Écrivez la suite du récit biblique sur Naaman présenté ci-dessous, en commençant après sa dernière phrase.

- Texte à lire
<<<<

4 mars 2024
Prophètes
DEUXIÈME LIVRE DES ROIS (5, 1-15a)
En ces jours-là, Naaman, général de l’armée du roi d’Aram, était un homme de grande valeur et hautement estimé par son maître, car c’est par lui que le Seigneur avait donné la victoire au royaume d’Aram. Or, ce vaillant guerrier était lépreux.
Des Araméens, au cours d’une expédition en terre d’Israël, avaient fait prisonnière une fillette qui fut mise au service de la femme de Naaman. Elle dit à sa maîtresse : « Ah ! si mon maître s’adressait au prophète qui est à Samarie, celui-ci le délivrerait de sa lèpre. »
Naaman alla auprès du roi et lui dit : « Voilà ce que la jeune fille d’Israël a déclaré. » Le roi d’Aram lui répondit : « Va, mets-toi en route. J’envoie une lettre au roi d’Israël. » Naaman partit donc ; il emportait dix lingots d’argent, six mille pièces d’or et dix vêtements de fête. Il remit la lettre au roi d’Israël. Celle-ci portait : « En même temps que te parvient cette lettre, je t’envoie Naaman mon serviteur, pour que tu le délivres de sa lèpre. »
Quand le roi d’Israël lut ce message, il déchira ses vêtements et s’écria : « Est-ce que je suis Dieu, maître de la vie et de la mort ? Ce roi m’envoie un homme pour que je le délivre de sa lèpre ! Vous le voyez bien : c’est une provocation ! » Quand Élisée, l’homme de Dieu, apprit que le roi d’Israël avait déchiré ses vêtements, il lui fit dire : « Pourquoi as-tu déchiré tes vêtements ? Que cet homme vienne à moi, et il saura qu’il y a un prophète en Israël. »

>>>>

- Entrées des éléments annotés
<<<<

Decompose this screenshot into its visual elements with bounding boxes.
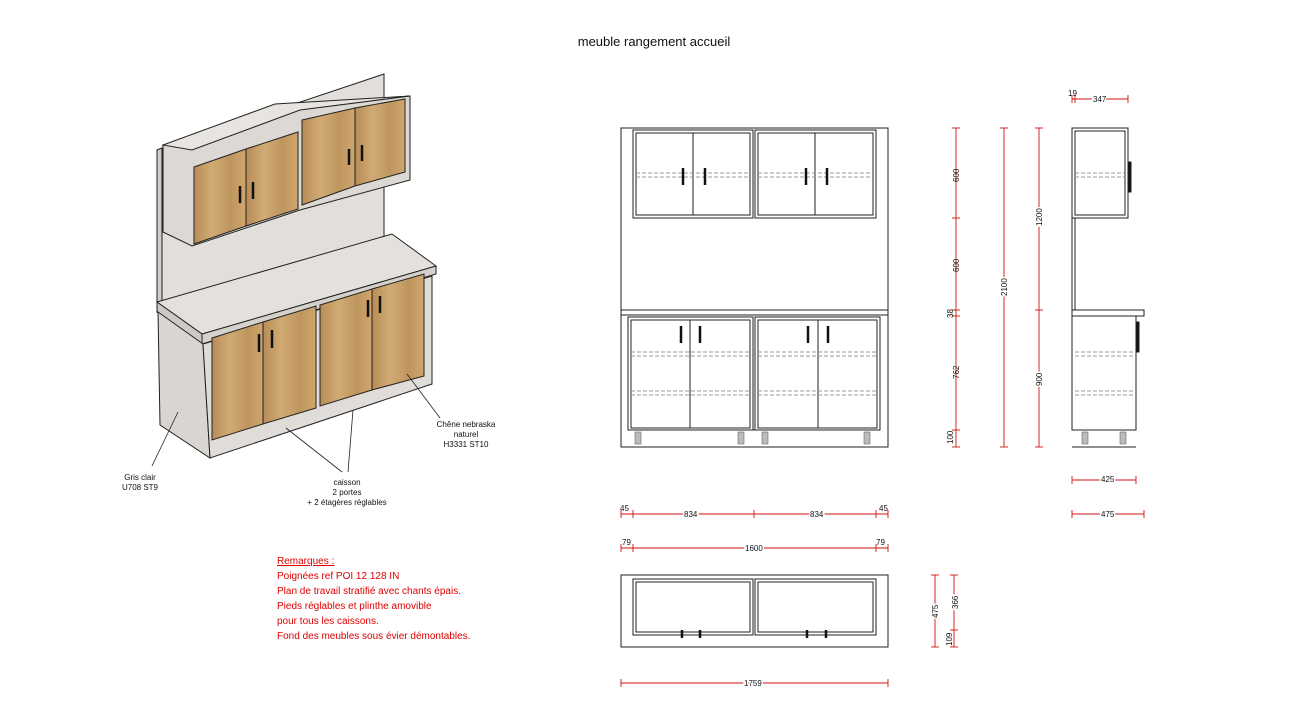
callout-chene-line-3: H3331 ST10 xyxy=(443,440,489,449)
dim-front-45-left: 45 xyxy=(620,504,629,513)
dim-plan-475: 475 xyxy=(931,604,940,618)
plan-view xyxy=(621,575,888,647)
dim-height-600-upper: 600 xyxy=(952,168,961,182)
lower-door-3 xyxy=(320,289,372,406)
lower-door-4 xyxy=(372,274,424,390)
dim-inner-79-right: 79 xyxy=(876,538,885,547)
callout-chene-line-1: Chêne nebraska xyxy=(436,420,496,429)
callout-gris-line-1: Gris clair xyxy=(124,473,156,482)
remarks-line: Fond des meubles sous évier démontables. xyxy=(277,631,471,642)
remarks-heading: Remarques : xyxy=(277,556,335,567)
remarks-block xyxy=(277,554,470,644)
remarks-line: Poignées ref POI 12 128 IN xyxy=(277,571,400,582)
dim-height-100: 100 xyxy=(946,430,955,444)
callout-caisson-line-1: caisson xyxy=(333,478,361,487)
dim-front-834-right: 834 xyxy=(810,510,824,519)
callout-caisson-line-2: 2 portes xyxy=(332,488,362,497)
dim-plan-total: 1759 xyxy=(744,679,762,688)
dim-plan-366: 366 xyxy=(951,595,960,609)
drawing-title-text: meuble rangement accueil xyxy=(577,34,731,49)
dim-height-762: 762 xyxy=(952,365,961,379)
lower-door-1 xyxy=(212,322,263,440)
dim-height-38: 38 xyxy=(946,309,955,318)
callout-chene xyxy=(428,420,504,450)
side-elevation xyxy=(1072,128,1144,447)
dim-side-19: 19 xyxy=(1068,89,1077,98)
callout-gris-line-2: U708 ST9 xyxy=(121,483,159,492)
dim-upper-height: 1200 xyxy=(1035,208,1044,226)
callout-caisson-line-3: + 2 étagères réglables xyxy=(307,498,387,507)
dim-front-834-left: 834 xyxy=(684,510,698,519)
dim-height-600-gap: 600 xyxy=(952,258,961,272)
dim-plan-109: 109 xyxy=(945,632,954,646)
callout-caisson xyxy=(296,478,398,508)
handle-icon xyxy=(682,630,826,638)
callout-chene-line-2: naturel xyxy=(453,430,479,439)
remarks-line: Pieds réglables et plinthe amovible xyxy=(277,601,432,612)
dim-front-45-right: 45 xyxy=(879,504,888,513)
isometric-view xyxy=(152,74,440,472)
remarks-line: pour tous les caissons. xyxy=(277,616,379,627)
dim-inner-79-left: 79 xyxy=(622,538,631,547)
remarks-line: Plan de travail stratifié avec chants épais. xyxy=(277,586,461,597)
lower-door-2 xyxy=(263,306,316,424)
dim-side-475: 475 xyxy=(1101,510,1115,519)
drawing-title xyxy=(0,34,1308,49)
upper-door-2 xyxy=(246,132,298,226)
dim-inner-1600: 1600 xyxy=(745,544,763,553)
front-elevation xyxy=(621,128,888,447)
dim-side-347: 347 xyxy=(1093,95,1107,104)
dimension-labels xyxy=(620,89,1115,688)
dim-lower-height: 900 xyxy=(1035,372,1044,386)
upper-door-4 xyxy=(355,99,405,186)
dim-side-425: 425 xyxy=(1101,475,1115,484)
dim-total-height: 2100 xyxy=(1000,278,1009,296)
callout-gris xyxy=(108,473,172,493)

>>>>

- Résultat
Naaman arriva avec ses chevaux et son char, et s’arrêta à la porte de la maison d’Élisée. Élisée envoya un messager lui dire : « Va te baigner sept fois dans le Jourdain, et ta chair redeviendra nette, tu seras purifié. » Naaman se mit en colère et s’éloigna en disant : « Je m’étais dit : Sûrement il va sortir, et se tenir debout pour invoquer le nom du Seigneur son Dieu ; puis il agitera sa main au-dessus de l’endroit malade et guérira ma lèpre. Est-ce que les fleuves de Damas, l’Abana et le Parpar, ne valent pas mieux que toutes les eaux d’Israël ? Si je m’y baignais, est-ce que je ne serais pas purifié ? » Il tourna bride et partit en colère.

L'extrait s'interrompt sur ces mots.